Only lines with the string "changes" matter here; gather them from the material below.

------

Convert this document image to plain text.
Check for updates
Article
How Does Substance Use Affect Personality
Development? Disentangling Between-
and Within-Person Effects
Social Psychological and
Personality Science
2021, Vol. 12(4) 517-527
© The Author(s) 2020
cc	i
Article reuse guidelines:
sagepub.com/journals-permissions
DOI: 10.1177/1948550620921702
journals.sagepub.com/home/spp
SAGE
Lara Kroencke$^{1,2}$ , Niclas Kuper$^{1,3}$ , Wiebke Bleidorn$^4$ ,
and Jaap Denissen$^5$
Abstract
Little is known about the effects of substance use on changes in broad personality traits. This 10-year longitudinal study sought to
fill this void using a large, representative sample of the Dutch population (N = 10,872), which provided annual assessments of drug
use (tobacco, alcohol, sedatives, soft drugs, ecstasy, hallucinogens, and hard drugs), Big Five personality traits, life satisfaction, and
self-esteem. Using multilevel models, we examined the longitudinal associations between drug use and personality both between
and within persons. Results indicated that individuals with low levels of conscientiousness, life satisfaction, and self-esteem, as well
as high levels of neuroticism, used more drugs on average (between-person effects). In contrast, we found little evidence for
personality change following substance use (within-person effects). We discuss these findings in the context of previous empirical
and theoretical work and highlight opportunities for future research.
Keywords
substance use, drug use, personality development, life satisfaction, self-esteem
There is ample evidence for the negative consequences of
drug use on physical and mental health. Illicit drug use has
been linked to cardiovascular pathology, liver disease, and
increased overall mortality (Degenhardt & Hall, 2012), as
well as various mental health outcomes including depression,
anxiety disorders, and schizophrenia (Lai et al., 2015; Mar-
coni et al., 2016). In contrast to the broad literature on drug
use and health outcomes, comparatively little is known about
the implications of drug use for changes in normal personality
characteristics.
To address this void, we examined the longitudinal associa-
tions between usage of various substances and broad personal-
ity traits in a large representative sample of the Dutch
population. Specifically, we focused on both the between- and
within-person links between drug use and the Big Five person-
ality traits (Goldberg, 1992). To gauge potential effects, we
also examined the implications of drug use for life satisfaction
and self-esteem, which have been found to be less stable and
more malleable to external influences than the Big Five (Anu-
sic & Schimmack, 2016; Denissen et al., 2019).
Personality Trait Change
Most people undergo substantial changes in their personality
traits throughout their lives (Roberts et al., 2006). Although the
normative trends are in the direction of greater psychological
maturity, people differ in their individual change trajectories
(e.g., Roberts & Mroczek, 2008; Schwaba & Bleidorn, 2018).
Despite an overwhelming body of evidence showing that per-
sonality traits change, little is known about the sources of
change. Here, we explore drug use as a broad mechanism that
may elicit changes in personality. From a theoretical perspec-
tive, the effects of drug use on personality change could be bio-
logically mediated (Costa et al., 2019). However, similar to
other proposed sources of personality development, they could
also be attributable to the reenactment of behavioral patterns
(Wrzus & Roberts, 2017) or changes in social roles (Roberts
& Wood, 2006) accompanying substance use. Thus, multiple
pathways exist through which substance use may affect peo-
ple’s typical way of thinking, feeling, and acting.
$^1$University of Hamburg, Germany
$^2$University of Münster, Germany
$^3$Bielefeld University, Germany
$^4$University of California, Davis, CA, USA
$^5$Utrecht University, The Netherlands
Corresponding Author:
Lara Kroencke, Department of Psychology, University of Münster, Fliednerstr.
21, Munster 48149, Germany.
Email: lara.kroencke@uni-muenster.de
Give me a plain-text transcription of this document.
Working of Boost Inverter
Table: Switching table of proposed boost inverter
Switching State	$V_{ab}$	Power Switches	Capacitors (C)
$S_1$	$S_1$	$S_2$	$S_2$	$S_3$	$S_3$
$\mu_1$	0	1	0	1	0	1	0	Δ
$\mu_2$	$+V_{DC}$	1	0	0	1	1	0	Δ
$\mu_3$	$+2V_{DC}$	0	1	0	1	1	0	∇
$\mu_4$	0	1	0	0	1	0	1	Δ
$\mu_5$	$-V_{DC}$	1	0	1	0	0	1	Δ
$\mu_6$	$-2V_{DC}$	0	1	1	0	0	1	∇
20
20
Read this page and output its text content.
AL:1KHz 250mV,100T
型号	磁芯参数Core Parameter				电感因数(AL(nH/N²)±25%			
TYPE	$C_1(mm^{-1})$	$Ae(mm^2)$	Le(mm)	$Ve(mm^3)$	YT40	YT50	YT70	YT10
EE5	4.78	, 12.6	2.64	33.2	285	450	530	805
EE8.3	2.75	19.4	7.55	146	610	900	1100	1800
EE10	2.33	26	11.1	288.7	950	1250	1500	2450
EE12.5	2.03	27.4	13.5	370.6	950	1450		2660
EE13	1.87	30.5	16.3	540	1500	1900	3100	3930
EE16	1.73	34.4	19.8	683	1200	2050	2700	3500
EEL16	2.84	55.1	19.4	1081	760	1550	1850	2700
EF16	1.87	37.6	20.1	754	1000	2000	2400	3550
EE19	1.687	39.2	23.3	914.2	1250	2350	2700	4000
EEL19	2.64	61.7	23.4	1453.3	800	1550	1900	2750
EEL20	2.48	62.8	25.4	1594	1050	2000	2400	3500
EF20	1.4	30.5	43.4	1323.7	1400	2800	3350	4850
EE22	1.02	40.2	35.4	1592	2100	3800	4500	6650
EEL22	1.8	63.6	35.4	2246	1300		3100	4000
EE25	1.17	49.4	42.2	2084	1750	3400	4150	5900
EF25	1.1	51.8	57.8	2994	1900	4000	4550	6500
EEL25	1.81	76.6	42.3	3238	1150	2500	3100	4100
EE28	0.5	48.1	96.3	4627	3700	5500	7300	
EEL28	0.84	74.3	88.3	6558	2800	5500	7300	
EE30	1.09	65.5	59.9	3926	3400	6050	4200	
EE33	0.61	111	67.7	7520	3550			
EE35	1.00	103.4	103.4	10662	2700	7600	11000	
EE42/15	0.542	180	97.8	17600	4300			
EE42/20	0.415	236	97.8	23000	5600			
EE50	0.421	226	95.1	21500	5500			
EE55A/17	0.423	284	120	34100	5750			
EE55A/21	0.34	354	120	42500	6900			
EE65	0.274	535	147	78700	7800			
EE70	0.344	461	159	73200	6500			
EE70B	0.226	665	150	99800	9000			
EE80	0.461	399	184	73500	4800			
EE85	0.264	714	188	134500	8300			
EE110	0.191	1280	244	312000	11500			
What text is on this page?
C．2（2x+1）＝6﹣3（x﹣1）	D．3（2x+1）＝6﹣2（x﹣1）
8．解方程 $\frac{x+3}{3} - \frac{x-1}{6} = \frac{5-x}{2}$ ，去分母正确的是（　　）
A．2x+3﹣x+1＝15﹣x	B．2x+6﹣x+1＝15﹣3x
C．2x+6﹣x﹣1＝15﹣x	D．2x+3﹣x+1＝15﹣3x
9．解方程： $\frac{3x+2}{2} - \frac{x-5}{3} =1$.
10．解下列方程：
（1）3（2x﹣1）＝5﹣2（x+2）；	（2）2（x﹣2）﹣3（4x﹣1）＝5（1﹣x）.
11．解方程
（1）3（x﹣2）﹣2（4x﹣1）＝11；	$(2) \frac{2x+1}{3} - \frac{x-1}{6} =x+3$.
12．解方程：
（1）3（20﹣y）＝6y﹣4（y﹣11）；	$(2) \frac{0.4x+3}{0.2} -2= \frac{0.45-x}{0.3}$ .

------

- [Task result]
Little is known about the effects of substance use on changes in broad personality traits. This 10-year longitudinal study sought to
the implications of drug use for changes in normal personality
Most people undergo substantial changes in their personality
may elicit changes in personality. From a theoretical perspec-
(Wrzus & Roberts, 2017) or changes in social roles (Roberts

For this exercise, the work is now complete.